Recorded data
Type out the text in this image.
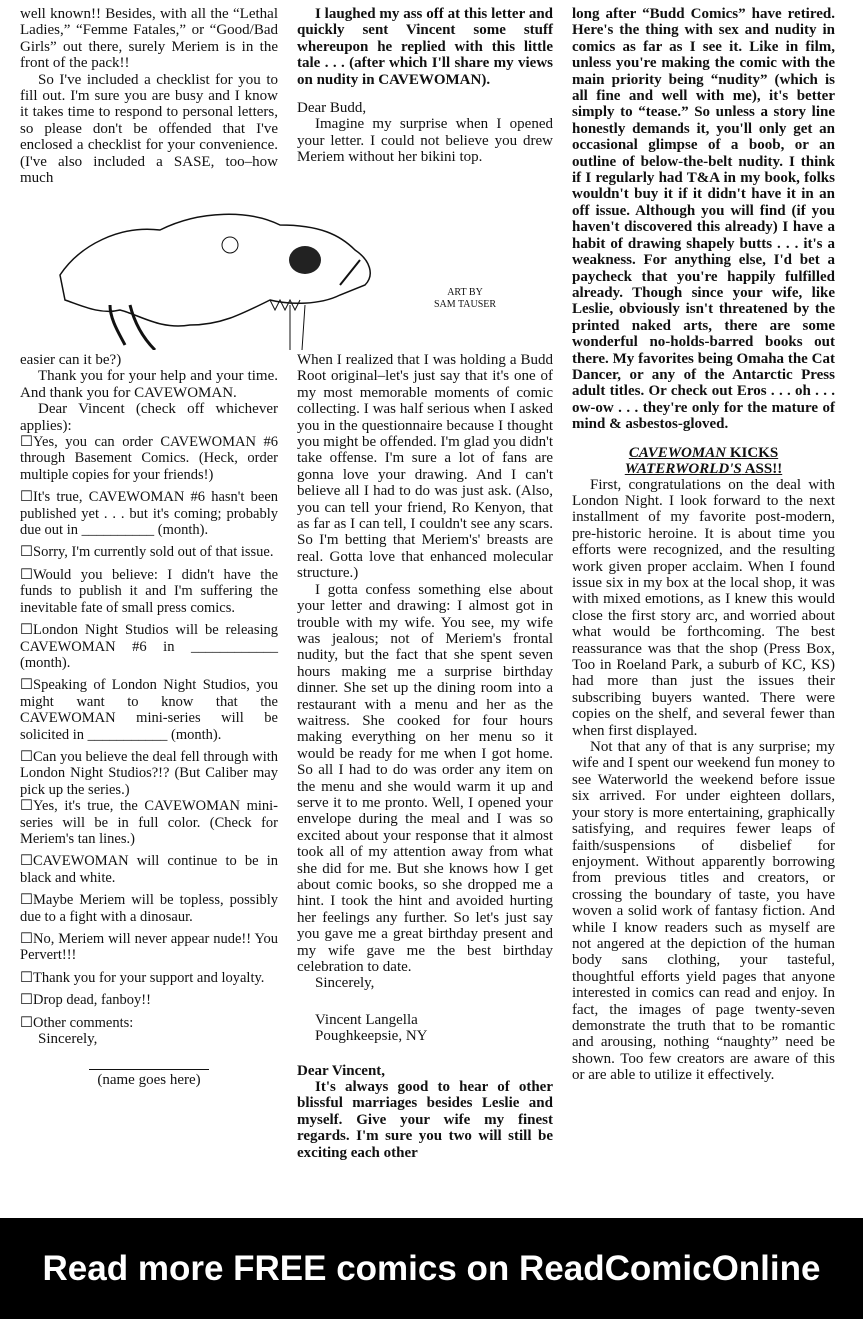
well known!! Besides, with all the “Lethal Ladies,” “Femme Fatales,” or “Good/Bad Girls” out there, surely Meriem is in the front of the pack!!

So I've included a checklist for you to fill out. I'm sure you are busy and I know it takes time to respond to personal letters, so please don't be offended that I've enclosed a checklist for your convenience. (I've also included a SASE, too–how much

I laughed my ass off at this letter and quickly sent Vincent some stuff whereupon he replied with this little tale . . . (after which I'll share my views on nudity in CAVEWOMAN).

Dear Budd,

Imagine my surprise when I opened your letter. I could not believe you drew Meriem without her bikini top.

ART BY
SAM TAUSER

easier can it be?)

Thank you for your help and your time. And thank you for CAVEWOMAN.

Dear Vincent (check off whichever applies):

☐ Yes, you can order CAVEWOMAN #6 through Basement Comics. (Heck, order multiple copies for your friends!)

☐ It's true, CAVEWOMAN #6 hasn't been published yet . . . but it's coming; probably due out in __________ (month).

☐ Sorry, I'm currently sold out of that issue.

☐ Would you believe: I didn't have the funds to publish it and I'm suffering the inevitable fate of small press comics.

☐ London Night Studios will be releasing CAVEWOMAN #6 in ____________ (month).

☐ Speaking of London Night Studios, you might want to know that the CAVEWOMAN mini-series will be solicited in ___________ (month).

☐ Can you believe the deal fell through with London Night Studios?!? (But Caliber may pick up the series.)

☐ Yes, it's true, the CAVEWOMAN mini-series will be in full color. (Check for Meriem's tan lines.)

☐ CAVEWOMAN will continue to be in black and white.

☐ Maybe Meriem will be topless, possibly due to a fight with a dinosaur.

☐ No, Meriem will never appear nude!! You Pervert!!!

☐ Thank you for your support and loyalty.

☐ Drop dead, fanboy!!

☐ Other comments:

Sincerely,

(name goes here)

When I realized that I was holding a Budd Root original–let's just say that it's one of my most memorable moments of comic collecting. I was half serious when I asked you in the questionnaire because I thought you might be offended. I'm glad you didn't take offense. I'm sure a lot of fans are gonna love your drawing. And I can't believe all I had to do was just ask. (Also, you can tell your friend, Ro Kenyon, that as far as I can tell, I couldn't see any scars. So I'm betting that Meriem's' breasts are real. Gotta love that enhanced molecular structure.)

I gotta confess something else about your letter and drawing: I almost got in trouble with my wife. You see, my wife was jealous; not of Meriem's frontal nudity, but the fact that she spent seven hours making me a surprise birthday dinner. She set up the dining room into a restaurant with a menu and her as the waitress. She cooked for four hours making everything on her menu so it would be ready for me when I got home. So all I had to do was order any item on the menu and she would warm it up and serve it to me pronto. Well, I opened your envelope during the meal and I was so excited about your response that it almost took all of my attention away from what she did for me. But she knows how I get about comic books, so she dropped me a hint. I took the hint and avoided hurting her feelings any further. So let's just say you gave me a great birthday present and my wife gave me the best birthday celebration to date.

Sincerely,

Vincent Langella

Poughkeepsie, NY

Dear Vincent,

It's always good to hear of other blissful marriages besides Leslie and myself. Give your wife my finest regards. I'm sure you two will still be exciting each other

long after “Budd Comics” have retired. Here's the thing with sex and nudity in comics as far as I see it. Like in film, unless you're making the comic with the main priority being “nudity” (which is all fine and well with me), it's better simply to “tease.” So unless a story line honestly demands it, you'll only get an occasional glimpse of a boob, or an outline of below-the-belt nudity. I think if I regularly had T&A in my book, folks wouldn't buy it if it didn't have it in an off issue. Although you will find (if you haven't discovered this already) I have a habit of drawing shapely butts . . . it's a weakness. For anything else, I'd bet a paycheck that you're happily fulfilled already. Though since your wife, like Leslie, obviously isn't threatened by the printed naked arts, there are some wonderful no-holds-barred books out there. My favorites being Omaha the Cat Dancer, or any of the Antarctic Press adult titles. Or check out Eros . . . oh . . . ow-ow . . . they're only for the mature of mind & asbestos-gloved.

CAVEWOMAN KICKS
WATERWORLD'S ASS!!

First, congratulations on the deal with London Night. I look forward to the next installment of my favorite post-modern, pre-historic heroine. It is about time you efforts were recognized, and the resulting work given proper acclaim. When I found issue six in my box at the local shop, it was with mixed emotions, as I knew this would close the first story arc, and worried about what would be forthcoming. The best reassurance was that the shop (Press Box, Too in Roeland Park, a suburb of KC, KS) had more than just the issues their subscribing buyers wanted. There were copies on the shelf, and several fewer than when first displayed.

Not that any of that is any surprise; my wife and I spent our weekend fun money to see Waterworld the weekend before issue six arrived. For under eighteen dollars, your story is more entertaining, graphically satisfying, and requires fewer leaps of faith/suspensions of disbelief for enjoyment. Without apparently borrowing from previous titles and creators, or crossing the boundary of taste, you have woven a solid work of fantasy fiction. And while I know readers such as myself are not angered at the depiction of the human body sans clothing, your tasteful, thoughtful efforts yield pages that anyone interested in comics can read and enjoy. In fact, the images of page twenty-seven demonstrate the truth that to be romantic and arousing, nothing “naughty” need be shown. Too few creators are aware of this or are able to utilize it effectively.

Read more FREE comics on ReadComicOnline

▶ _Exercise task_
Scan the lines for the string "series". Pick out every line that has it.

▶ _Task response_
☐ Speaking of London Night Studios, you might want to know that the CAVEWOMAN mini-series will be solicited in ___________ (month).
☐ Can you believe the deal fell through with London Night Studios?!? (But Caliber may pick up the series.)
☐ Yes, it's true, the CAVEWOMAN mini-series will be in full color. (Check for Meriem's tan lines.)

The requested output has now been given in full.